- AIM OF THE EXERCISE: Please retype the data in full and exactly; the pictures are not part of the copy.

Start of DATASET EXTRACT

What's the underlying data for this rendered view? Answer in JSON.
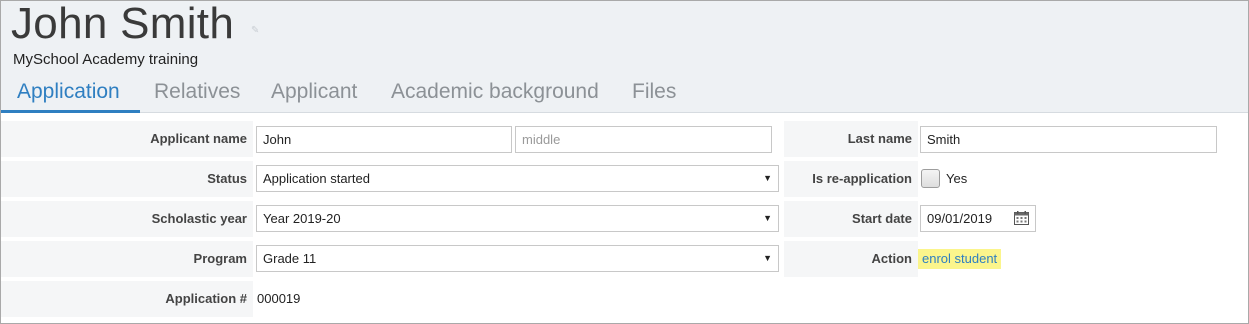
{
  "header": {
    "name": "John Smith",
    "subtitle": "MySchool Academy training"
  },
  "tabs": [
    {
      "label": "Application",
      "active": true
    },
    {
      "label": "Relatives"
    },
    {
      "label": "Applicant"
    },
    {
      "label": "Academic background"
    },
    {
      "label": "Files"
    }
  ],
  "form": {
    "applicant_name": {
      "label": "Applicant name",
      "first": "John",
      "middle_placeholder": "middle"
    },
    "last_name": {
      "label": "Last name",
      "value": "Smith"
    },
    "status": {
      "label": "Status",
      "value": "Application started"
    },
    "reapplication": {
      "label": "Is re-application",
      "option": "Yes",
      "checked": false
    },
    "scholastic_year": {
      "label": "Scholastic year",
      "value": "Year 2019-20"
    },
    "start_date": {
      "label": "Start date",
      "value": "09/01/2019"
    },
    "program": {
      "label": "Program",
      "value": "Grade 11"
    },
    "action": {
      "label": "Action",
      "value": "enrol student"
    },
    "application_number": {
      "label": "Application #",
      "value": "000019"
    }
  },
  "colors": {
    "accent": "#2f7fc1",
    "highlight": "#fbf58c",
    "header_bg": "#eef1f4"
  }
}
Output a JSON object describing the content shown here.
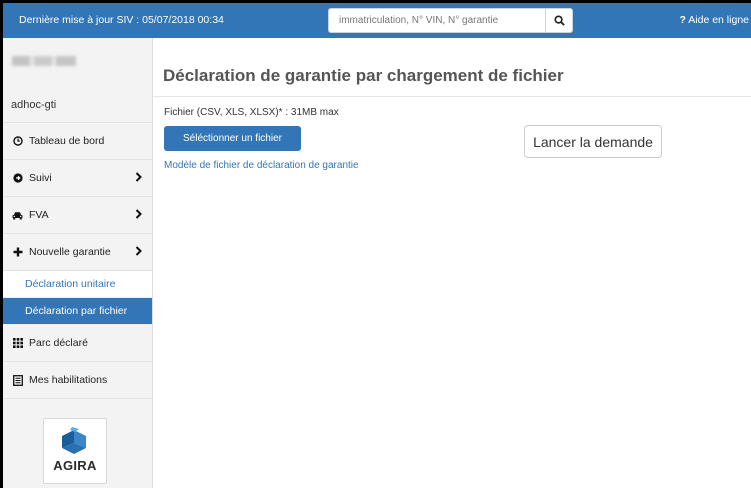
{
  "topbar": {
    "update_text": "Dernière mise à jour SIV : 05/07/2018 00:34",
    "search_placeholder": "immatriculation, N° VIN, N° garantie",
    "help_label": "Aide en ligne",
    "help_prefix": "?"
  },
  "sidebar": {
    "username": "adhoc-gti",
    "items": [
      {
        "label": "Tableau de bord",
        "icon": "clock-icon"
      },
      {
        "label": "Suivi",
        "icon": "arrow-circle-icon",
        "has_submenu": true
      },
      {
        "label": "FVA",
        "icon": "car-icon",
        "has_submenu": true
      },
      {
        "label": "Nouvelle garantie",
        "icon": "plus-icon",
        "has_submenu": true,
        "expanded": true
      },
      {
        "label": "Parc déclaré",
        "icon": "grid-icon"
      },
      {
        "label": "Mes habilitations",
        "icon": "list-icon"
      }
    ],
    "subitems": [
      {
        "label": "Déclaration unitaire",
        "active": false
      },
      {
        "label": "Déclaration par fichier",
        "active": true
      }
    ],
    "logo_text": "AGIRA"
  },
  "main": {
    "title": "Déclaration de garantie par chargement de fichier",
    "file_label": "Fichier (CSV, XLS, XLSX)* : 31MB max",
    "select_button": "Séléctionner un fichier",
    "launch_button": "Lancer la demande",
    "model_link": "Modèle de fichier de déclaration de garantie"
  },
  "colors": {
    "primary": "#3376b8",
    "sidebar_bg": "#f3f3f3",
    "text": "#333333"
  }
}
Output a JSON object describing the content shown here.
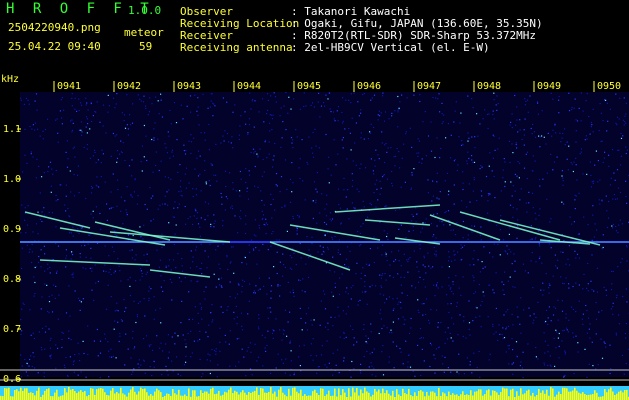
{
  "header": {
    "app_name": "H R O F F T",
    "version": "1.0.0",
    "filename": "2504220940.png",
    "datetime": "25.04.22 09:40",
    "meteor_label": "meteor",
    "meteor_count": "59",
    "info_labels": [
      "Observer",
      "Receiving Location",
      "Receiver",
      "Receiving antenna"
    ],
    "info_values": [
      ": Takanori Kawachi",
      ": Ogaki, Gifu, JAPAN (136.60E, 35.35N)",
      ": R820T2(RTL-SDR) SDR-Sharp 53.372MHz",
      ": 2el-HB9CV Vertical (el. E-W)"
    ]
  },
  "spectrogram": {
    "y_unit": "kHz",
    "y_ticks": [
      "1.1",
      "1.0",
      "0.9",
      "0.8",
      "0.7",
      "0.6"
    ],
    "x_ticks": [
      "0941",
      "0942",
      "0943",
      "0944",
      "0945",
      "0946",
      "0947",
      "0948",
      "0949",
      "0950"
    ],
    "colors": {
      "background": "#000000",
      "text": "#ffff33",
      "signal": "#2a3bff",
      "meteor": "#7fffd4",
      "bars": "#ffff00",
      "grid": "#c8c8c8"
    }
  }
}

End of DATASET EXTRACT

- RESULT OF THIS TASK:
What's the underlying data for this rendered view? Answer in JSON.
{
  "header": {
    "name": "John Smith",
    "subtitle": "MySchool Academy training"
  },
  "tabs": [
    {
      "label": "Application",
      "active": true
    },
    {
      "label": "Relatives"
    },
    {
      "label": "Applicant"
    },
    {
      "label": "Academic background"
    },
    {
      "label": "Files"
    }
  ],
  "form": {
    "applicant_name": {
      "label": "Applicant name",
      "first": "John",
      "middle_placeholder": "middle"
    },
    "last_name": {
      "label": "Last name",
      "value": "Smith"
    },
    "status": {
      "label": "Status",
      "value": "Application started"
    },
    "reapplication": {
      "label": "Is re-application",
      "option": "Yes",
      "checked": false
    },
    "scholastic_year": {
      "label": "Scholastic year",
      "value": "Year 2019-20"
    },
    "start_date": {
      "label": "Start date",
      "value": "09/01/2019"
    },
    "program": {
      "label": "Program",
      "value": "Grade 11"
    },
    "action": {
      "label": "Action",
      "value": "enrol student"
    },
    "application_number": {
      "label": "Application #",
      "value": "000019"
    }
  },
  "colors": {
    "accent": "#2f7fc1",
    "highlight": "#fbf58c",
    "header_bg": "#eef1f4"
  }
}
Output a JSON object describing the content shown here.
{
  "topbar": {
    "update_text": "Dernière mise à jour SIV : 05/07/2018 00:34",
    "search_placeholder": "immatriculation, N° VIN, N° garantie",
    "help_label": "Aide en ligne",
    "help_prefix": "?"
  },
  "sidebar": {
    "username": "adhoc-gti",
    "items": [
      {
        "label": "Tableau de bord",
        "icon": "clock-icon"
      },
      {
        "label": "Suivi",
        "icon": "arrow-circle-icon",
        "has_submenu": true
      },
      {
        "label": "FVA",
        "icon": "car-icon",
        "has_submenu": true
      },
      {
        "label": "Nouvelle garantie",
        "icon": "plus-icon",
        "has_submenu": true,
        "expanded": true
      },
      {
        "label": "Parc déclaré",
        "icon": "grid-icon"
      },
      {
        "label": "Mes habilitations",
        "icon": "list-icon"
      }
    ],
    "subitems": [
      {
        "label": "Déclaration unitaire",
        "active": false
      },
      {
        "label": "Déclaration par fichier",
        "active": true
      }
    ],
    "logo_text": "AGIRA"
  },
  "main": {
    "title": "Déclaration de garantie par chargement de fichier",
    "file_label": "Fichier (CSV, XLS, XLSX)* : 31MB max",
    "select_button": "Séléctionner un fichier",
    "launch_button": "Lancer la demande",
    "model_link": "Modèle de fichier de déclaration de garantie"
  },
  "colors": {
    "primary": "#3376b8",
    "sidebar_bg": "#f3f3f3",
    "text": "#333333"
  }
}
Output a JSON object describing the content shown here.
{
  "header": {
    "app_name": "H R O F F T",
    "version": "1.0.0",
    "filename": "2504220940.png",
    "datetime": "25.04.22 09:40",
    "meteor_label": "meteor",
    "meteor_count": "59",
    "info_labels": [
      "Observer",
      "Receiving Location",
      "Receiver",
      "Receiving antenna"
    ],
    "info_values": [
      ": Takanori Kawachi",
      ": Ogaki, Gifu, JAPAN (136.60E, 35.35N)",
      ": R820T2(RTL-SDR) SDR-Sharp 53.372MHz",
      ": 2el-HB9CV Vertical (el. E-W)"
    ]
  },
  "spectrogram": {
    "y_unit": "kHz",
    "y_ticks": [
      "1.1",
      "1.0",
      "0.9",
      "0.8",
      "0.7",
      "0.6"
    ],
    "x_ticks": [
      "0941",
      "0942",
      "0943",
      "0944",
      "0945",
      "0946",
      "0947",
      "0948",
      "0949",
      "0950"
    ],
    "colors": {
      "background": "#000000",
      "text": "#ffff33",
      "signal": "#2a3bff",
      "meteor": "#7fffd4",
      "bars": "#ffff00",
      "grid": "#c8c8c8"
    }
  }
}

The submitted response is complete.